- _Required task a_: Copy from the listing, unchanged, the lines starting with the one that contains "sell-button[interactable]: Sell <box>758 118" and going on through the one that contains "rail-item-live-chat[interactable]: Live Chat".

I am going to go ahead and duplicate most of the (long) discussion from the previous version, such that this article stands on its own. For those who are just browsing through, however, here are the topline results: our estimate of the amount of error that each pollster introduces as a result of methodological error. Note that these estimates are designed to be applied to general election polling data; the errors would be much higher across the board if we were looking at the primaries.
Full Methodological Description
I presently have a database of 171 different electoral contests since 2000 that have been surveyed by at least three of the 32 pollsters that I include in my study. These include contests for President, Senate and Governor, as well as polls from the presidential primaries. A poll is included if (i) it is the last poll that an agency put out before the election; (ii) it was released no later than two weeks from the election date.
My goal is to isolate the instance of methodological error, or what I call Pollster-Introduced Error (PIE). If you look at a poll at any given time before an election, there are essentially three different sources of error:
Total Error = Sampling Error + Temporal Error + PIE
Sampling Error is the error that pollsters typically report in their margin of error calculations -- the error intrinsic to sampling only a subset of the entire voting population. All polls have sampling error, though of course a pollster can reduce it by including more interviews in its sample.
Temporal Error is the error introduced by taking a poll weeks or months before an election. Temporal Error is a major consideration now, in April, when we are looking at polls of the November general election; many things can happen between now and then, and (contrary to the common perception) it is not up to the pollster to predict the future. Temporal Error is incorporated into our model in terms of the uncertainty we build into our estimates. For purposes of the pollster ratings, however, we can ignore Temporal Error (that is, assume it to be zero), because we are limiting our evaluation to polls taken very near to the election date.
That leaves us with our final source of error, Pollster-Introduced Error. PIE is what a tennis aficionado might call "Unforced Error"; it is error that results from poor methodology. As a matter of practice, all pollsters have some PIE, which is why the actual margins of error are always larger than those espoused by the pollster. However, this amount varies fairly significantly from agency to agency -- which is the impetus for producing these ratings.
To find the PIE, we will first calculate the Total Error for each pollster, and then deduct its Sampling Error. We begin with a calculation called the Raw Total Error (RTE), which is simply the average number of 'points' by which a pollster missed the final margin in a given contest, weighted by the number of pollsters that surveyed that contest. We then compare this against what we call the Iterated Average Error (IAE), which is average error for other pollsters that surveyed the same contest, as determined by a multiple iteration method. This step is functionally equivalent to that which we employed in Version 2.0 of our pollster analysis and is described at greater length there. We then subtract the IAE from the RTE to produce a +/- rating. A negative rating means that the pollster outperformed its peers, while a positive rating means that it underperformed. The +/- score for each pollster in our database is indicated below:
The next step is to move from Raw Total Error to Adjusted Total Error (ATE); this in turn requires two substeps, each of which are fairly simple.

- _Required task b_: According to the pollster ratings text, why can Temporal Error be treated as zero when rating pollsters?

- _The input_:

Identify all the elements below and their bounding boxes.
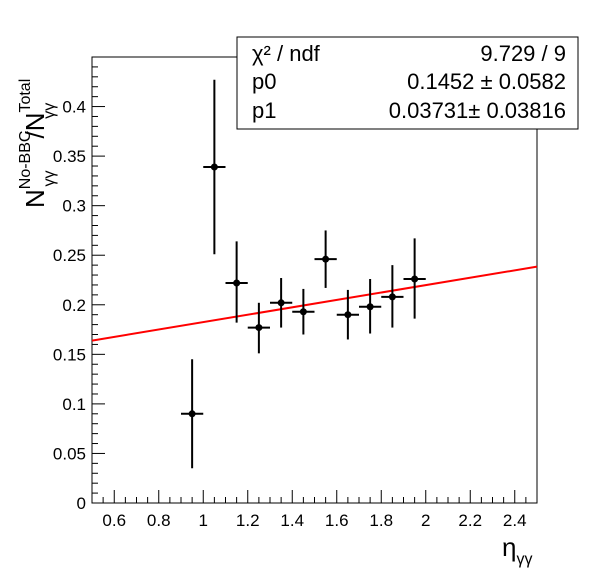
x-tick-labels: 0.6 0.8 1 1.2 1.4 1.6 1.8 2 2.2 2.4 [102,511,526,530]
data-point [181,359,204,469]
data-point [270,278,293,328]
x-tick-label: 2.2 [458,511,482,530]
y-tick-label: 0.25 [53,246,86,265]
stats-label-chi2: χ² / ndf [252,41,321,66]
y-tick-label: 0.1 [62,395,86,414]
x-tick-label: 0.8 [147,511,171,530]
y-tick-label: 0.4 [62,98,86,117]
data-point [203,79,226,255]
y-tick-label: 0.3 [62,197,86,216]
x-tick-label: 1 [199,511,208,530]
fit-line [91,265,538,342]
point-marker [210,163,218,171]
stats-value-p0: 0.1452 ± 0.0582 [407,69,566,94]
point-marker [255,324,263,332]
point-marker [411,275,419,283]
point-marker [188,410,196,418]
axis-ticks [91,56,538,504]
data-point [403,238,426,319]
x-tick-label: 2 [421,511,430,530]
stats-value-chi2: 9.729 / 9 [480,41,566,66]
stats-value-p1: 0.03731± 0.03816 [389,98,566,123]
x-tick-label: 1.2 [236,511,260,530]
data-point [225,241,248,323]
data-points [181,79,426,469]
x-tick-label: 1.6 [325,511,349,530]
point-marker [344,311,352,319]
y-axis-title: NNo-BBC γγ/NTotal γγ [17,79,58,208]
x-tick-label: 1.8 [369,511,393,530]
y-tick-label: 0.2 [62,296,86,315]
x-tick-label: 0.6 [102,511,126,530]
y-tick-label: 0 [77,494,86,513]
point-marker [299,308,307,316]
y-tick-label: 0.35 [53,147,86,166]
point-marker [322,255,330,263]
data-point [292,288,315,335]
x-tick-label: 1.4 [280,511,304,530]
data-point [247,302,270,354]
x-axis-title: ηγγ [502,532,532,568]
stats-box-frame [236,36,579,130]
data-point [359,279,382,334]
y-tick-label: 0.05 [53,444,86,463]
data-point [314,230,337,288]
stats-label-p1: p1 [252,98,276,123]
point-marker [366,303,374,311]
data-point [336,289,359,340]
stats-label-p0: p0 [252,69,276,94]
data-point [381,265,404,328]
y-tick-label: 0.15 [53,345,86,364]
stats-box: χ² / ndf 9.729 / 9 p0 0.1452 ± 0.0582 p1… [236,36,579,130]
point-marker [277,299,285,307]
point-marker [388,293,396,301]
y-tick-labels: 0 0.05 0.1 0.15 0.2 0.25 0.3 0.35 0.4 [53,98,86,513]
x-tick-label: 2.4 [503,511,527,530]
point-marker [233,279,241,287]
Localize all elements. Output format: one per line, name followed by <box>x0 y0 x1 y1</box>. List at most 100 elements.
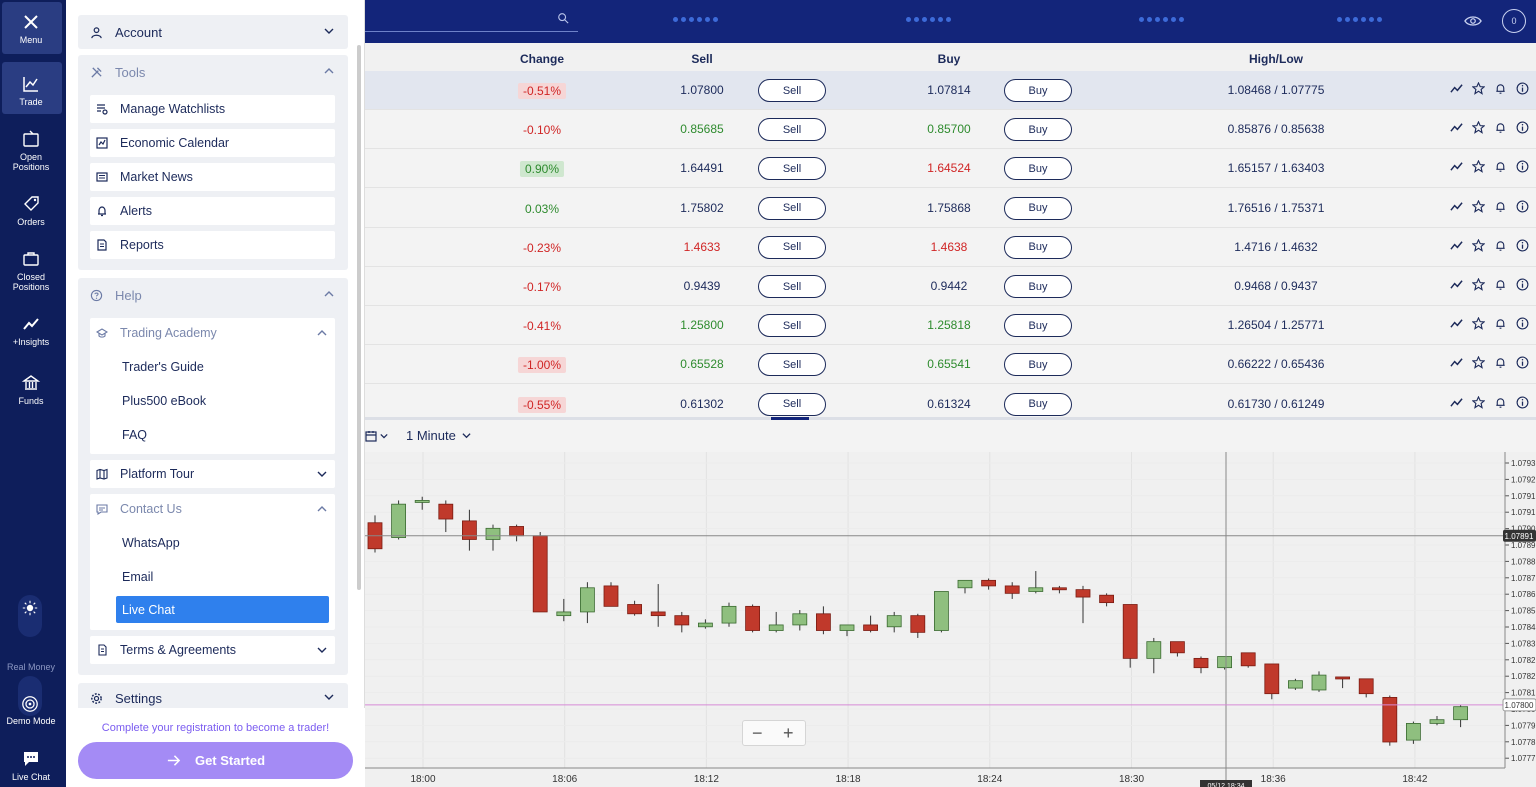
sell-button[interactable]: Sell <box>758 118 826 142</box>
table-scroll-thumb[interactable] <box>771 417 809 420</box>
rail-item-live-chat[interactable]: Live Chat <box>0 748 62 782</box>
contact-item-whatsapp[interactable]: WhatsApp <box>122 536 180 550</box>
rail-item-funds[interactable]: Funds <box>0 372 62 406</box>
table-row[interactable]: -0.17% 0.9439 Sell 0.9442 Buy 0.9468 / 0.9437 <box>365 267 1536 306</box>
timeframe-select[interactable]: 1 Minute <box>406 428 471 443</box>
bell-icon[interactable] <box>1494 82 1507 95</box>
buy-button[interactable]: Buy <box>1004 275 1072 298</box>
mode-toggle[interactable] <box>18 676 42 716</box>
rail-item-open-positions[interactable]: Open Positions <box>0 128 62 172</box>
table-row[interactable]: -0.41% 1.25800 Sell 1.25818 Buy 1.26504 / 1.2… <box>365 306 1536 346</box>
sell-button[interactable]: Sell <box>758 353 826 377</box>
bell-icon[interactable] <box>1494 396 1507 409</box>
zoom-out-button[interactable]: − <box>752 723 763 743</box>
insights-icon[interactable] <box>1450 160 1463 173</box>
sell-button[interactable]: Sell <box>758 157 826 181</box>
rail-item-closed-positions[interactable]: Closed Positions <box>0 248 62 292</box>
info-icon[interactable] <box>1516 160 1529 173</box>
sell-button[interactable]: Sell <box>758 79 826 102</box>
insights-icon[interactable] <box>1450 396 1463 409</box>
table-row[interactable]: -0.23% 1.4633 Sell 1.4638 Buy 1.4716 / 1.4632 <box>365 227 1536 267</box>
star-icon[interactable] <box>1472 317 1485 331</box>
contact-us-header[interactable]: Contact Us <box>96 502 182 516</box>
tools-item-economic-calendar[interactable]: Economic Calendar <box>90 129 335 157</box>
search-input[interactable] <box>365 8 578 32</box>
bell-icon[interactable] <box>1494 200 1507 213</box>
insights-icon[interactable] <box>1450 317 1463 330</box>
tools-item-market-news[interactable]: Market News <box>90 163 335 191</box>
star-icon[interactable] <box>1472 82 1485 95</box>
rail-item-orders[interactable]: Orders <box>0 193 62 227</box>
tools-header[interactable]: Tools <box>78 55 348 89</box>
buy-button[interactable]: Buy <box>1004 314 1072 338</box>
academy-item-ebook[interactable]: Plus500 eBook <box>122 394 207 408</box>
star-icon[interactable] <box>1472 121 1485 135</box>
academy-item-traders-guide[interactable]: Trader's Guide <box>122 360 204 374</box>
settings-header[interactable]: Settings <box>78 681 348 715</box>
star-icon[interactable] <box>1472 278 1485 291</box>
academy-item-faq[interactable]: FAQ <box>122 428 148 442</box>
bell-icon[interactable] <box>1494 356 1507 369</box>
menu-button[interactable]: Menu <box>0 8 62 48</box>
info-icon[interactable] <box>1516 121 1529 134</box>
buy-button[interactable]: Buy <box>1004 118 1072 142</box>
bell-icon[interactable] <box>1494 239 1507 252</box>
star-icon[interactable] <box>1472 199 1485 213</box>
info-icon[interactable] <box>1516 239 1529 252</box>
notifications-badge[interactable]: 0 <box>1502 9 1526 33</box>
star-icon[interactable] <box>1472 238 1485 252</box>
contact-item-email[interactable]: Email <box>122 570 154 584</box>
candlestick-chart[interactable]: 18:00 18:06 18:12 18:18 18:24 18:30 18:36 18:42… <box>365 452 1536 787</box>
tools-item-manage-watchlists[interactable]: Manage Watchlists <box>90 95 335 123</box>
insights-icon[interactable] <box>1450 278 1463 291</box>
star-icon[interactable] <box>1472 160 1485 174</box>
search-icon[interactable] <box>557 12 569 24</box>
sell-button[interactable]: Sell <box>758 275 826 298</box>
info-icon[interactable] <box>1516 200 1529 213</box>
help-header[interactable]: Help <box>78 278 348 312</box>
buy-button[interactable]: Buy <box>1004 353 1072 377</box>
contact-item-live-chat[interactable]: Live Chat <box>116 596 329 623</box>
sell-button[interactable]: Sell <box>758 314 826 338</box>
chevron-down-icon[interactable] <box>380 432 388 440</box>
drawer-scrollbar[interactable] <box>357 45 361 590</box>
calendar-icon[interactable] <box>365 430 377 442</box>
col-buy[interactable]: Buy <box>937 52 961 66</box>
buy-button[interactable]: Buy <box>1004 79 1072 102</box>
terms-item[interactable]: Terms & Agreements <box>90 636 335 664</box>
sell-button[interactable]: Sell <box>758 196 826 220</box>
price-chart[interactable]: 18:00 18:06 18:12 18:18 18:24 18:30 18:36 18:42… <box>365 452 1536 787</box>
eye-icon[interactable] <box>1464 14 1482 28</box>
buy-button[interactable]: Buy <box>1004 392 1072 416</box>
info-icon[interactable] <box>1516 356 1529 369</box>
table-row[interactable]: -1.00% 0.65528 Sell 0.65541 Buy 0.66222 / 0.6… <box>365 345 1536 385</box>
rail-item-insights[interactable]: +Insights <box>0 313 62 347</box>
trading-academy-header[interactable]: Trading Academy <box>96 326 217 340</box>
platform-tour-item[interactable]: Platform Tour <box>90 460 335 488</box>
col-highlow[interactable]: High/Low <box>1249 52 1303 66</box>
tools-item-reports[interactable]: Reports <box>90 231 335 259</box>
sell-button[interactable]: Sell <box>758 235 826 259</box>
star-icon[interactable] <box>1472 356 1485 370</box>
info-icon[interactable] <box>1516 278 1529 291</box>
bell-icon[interactable] <box>1494 278 1507 291</box>
table-row[interactable]: 0.03% 1.75802 Sell 1.75868 Buy 1.76516 / 1.75… <box>365 188 1536 228</box>
section-account[interactable]: Account <box>78 15 348 49</box>
insights-icon[interactable] <box>1450 82 1463 95</box>
theme-toggle[interactable] <box>18 595 42 637</box>
bell-icon[interactable] <box>1494 317 1507 330</box>
info-icon[interactable] <box>1516 396 1529 409</box>
buy-button[interactable]: Buy <box>1004 196 1072 220</box>
zoom-in-button[interactable]: + <box>783 723 794 743</box>
insights-icon[interactable] <box>1450 239 1463 252</box>
tools-item-alerts[interactable]: Alerts <box>90 197 335 225</box>
info-icon[interactable] <box>1516 82 1529 95</box>
table-row[interactable]: 0.90% 1.64491 Sell 1.64524 Buy 1.65157 / 1.63… <box>365 149 1536 189</box>
sell-button[interactable]: Sell <box>758 392 826 416</box>
insights-icon[interactable] <box>1450 356 1463 369</box>
buy-button[interactable]: Buy <box>1004 157 1072 181</box>
rail-item-trade[interactable]: Trade <box>0 70 62 110</box>
buy-button[interactable]: Buy <box>1004 235 1072 259</box>
col-change[interactable]: Change <box>519 52 565 66</box>
account-header[interactable]: Account <box>78 15 348 49</box>
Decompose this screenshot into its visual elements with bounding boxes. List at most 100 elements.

- _Written response a_:
sell-button[interactable]: Sell <box>758 118 826 142</box>
table-scroll-thumb[interactable] <box>771 417 809 420</box>
rail-item-live-chat[interactable]: Live Chat <box>0 748 62 782</box>

- _Written response b_: Temporal Error can be treated as zero because the ratings only evaluate polls taken very near the election date. Temporal Error is the error from polling weeks or months before an election, so it does not matter for these late polls.